Objective
Find the lines containing the word "HERE" and copy every one of them.

--- start Listing ---

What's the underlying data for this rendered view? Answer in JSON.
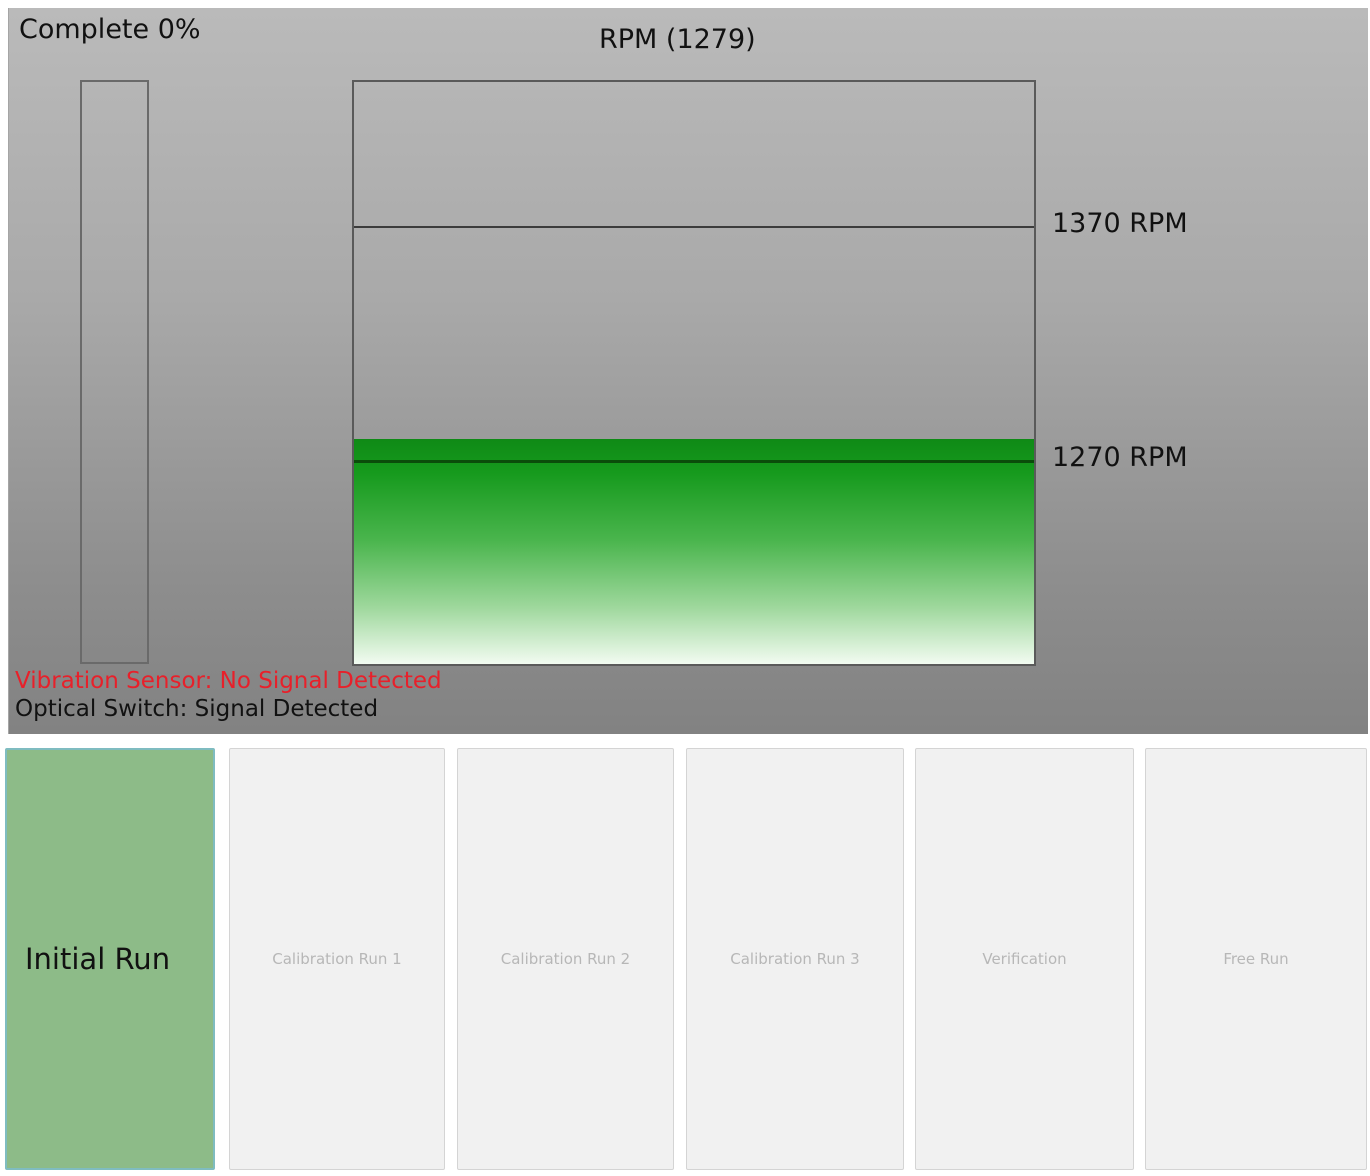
{
  "status": {
    "complete_label": "Complete 0%",
    "complete_fraction": 0.0,
    "rpm_title": "RPM (1279)",
    "vibration_sensor": "Vibration Sensor: No Signal Detected",
    "optical_switch": "Optical Switch: Signal Detected"
  },
  "rpm_gauge": {
    "current_rpm": 1279,
    "upper_label": "1370 RPM",
    "upper_rpm": 1370,
    "lower_label": "1270 RPM",
    "lower_rpm": 1270,
    "fill_color": "#169a1d"
  },
  "colors": {
    "alert_text": "#e8202a",
    "active_button": "#8dbb88",
    "inactive_button": "#f1f1f1"
  },
  "runs": [
    {
      "label": "Initial Run",
      "active": true
    },
    {
      "label": "Calibration Run 1",
      "active": false
    },
    {
      "label": "Calibration Run 2",
      "active": false
    },
    {
      "label": "Calibration Run 3",
      "active": false
    },
    {
      "label": "Verification",
      "active": false
    },
    {
      "label": "Free Run",
      "active": false
    }
  ]
}
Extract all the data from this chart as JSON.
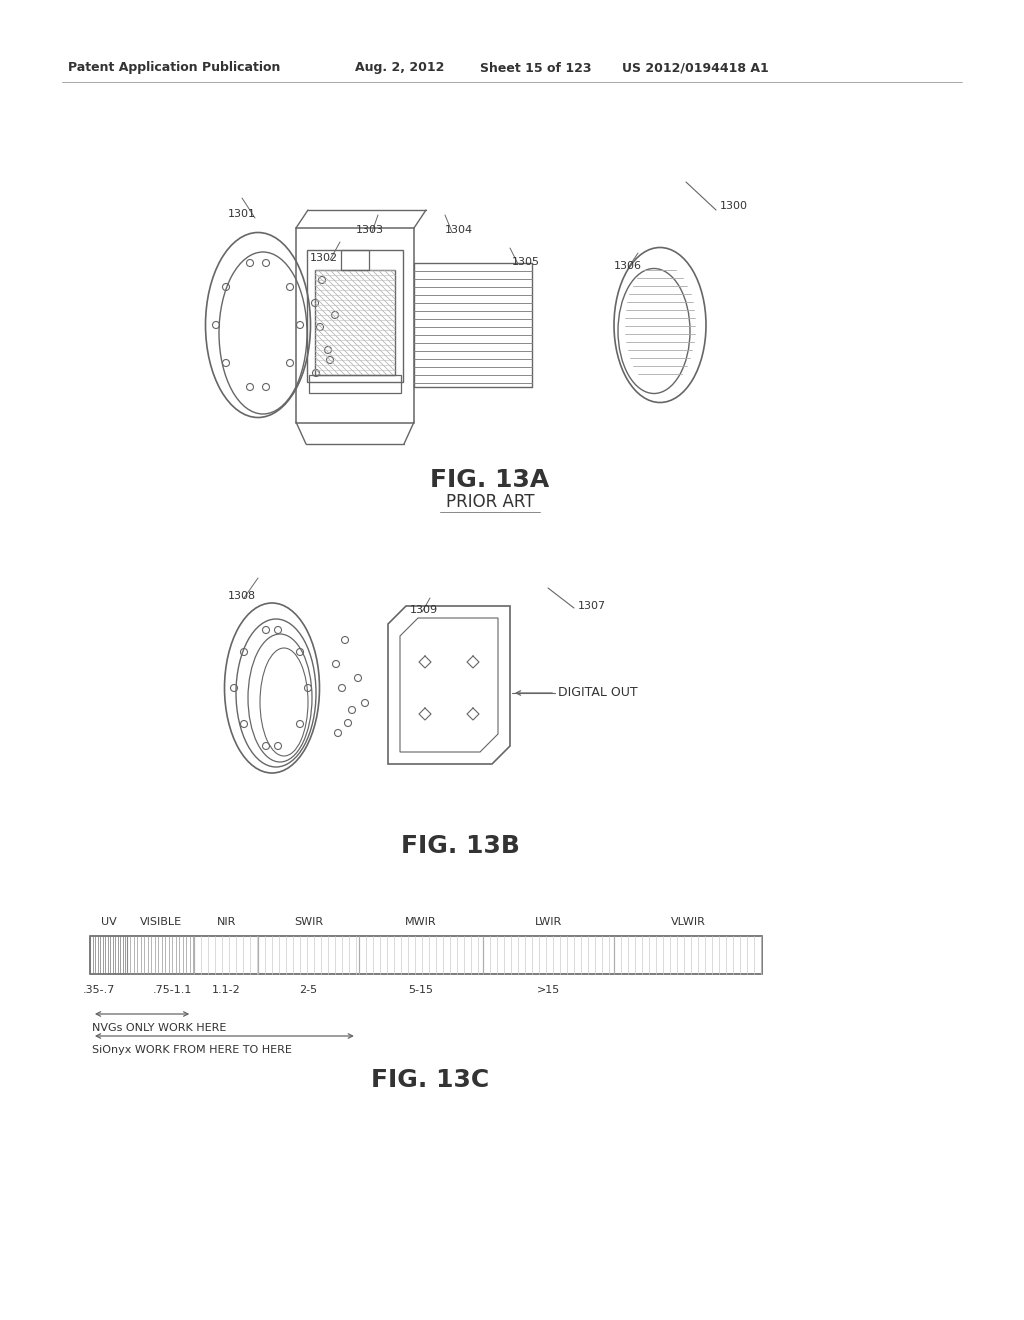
{
  "background_color": "#ffffff",
  "header_text": "Patent Application Publication",
  "header_date": "Aug. 2, 2012",
  "header_sheet": "Sheet 15 of 123",
  "header_patent": "US 2012/0194418 A1",
  "fig13a_label": "FIG. 13A",
  "fig13a_sub": "PRIOR ART",
  "fig13b_label": "FIG. 13B",
  "fig13c_label": "FIG. 13C",
  "ref_1300": "1300",
  "ref_1301": "1301",
  "ref_1302": "1302",
  "ref_1303": "1303",
  "ref_1304": "1304",
  "ref_1305": "1305",
  "ref_1306": "1306",
  "ref_1307": "1307",
  "ref_1308": "1308",
  "ref_1309": "1309",
  "digital_out": "DIGITAL OUT",
  "spectrum_labels": [
    "UV",
    "VISIBLE",
    "NIR",
    "SWIR",
    "MWIR",
    "LWIR",
    "VLWIR"
  ],
  "spectrum_values": [
    ".35-.7",
    ".75-1.1",
    "1.1-2",
    "2-5",
    "5-15",
    ">15"
  ],
  "nvg_text": "NVGs ONLY WORK HERE",
  "sionyx_text": "SiOnyx WORK FROM HERE TO HERE",
  "line_color": "#666666",
  "text_color": "#333333"
}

--- end Listing ---

Answer to the task
  "nvg_text": "NVGs ONLY WORK HERE",
  "sionyx_text": "SiOnyx WORK FROM HERE TO HERE",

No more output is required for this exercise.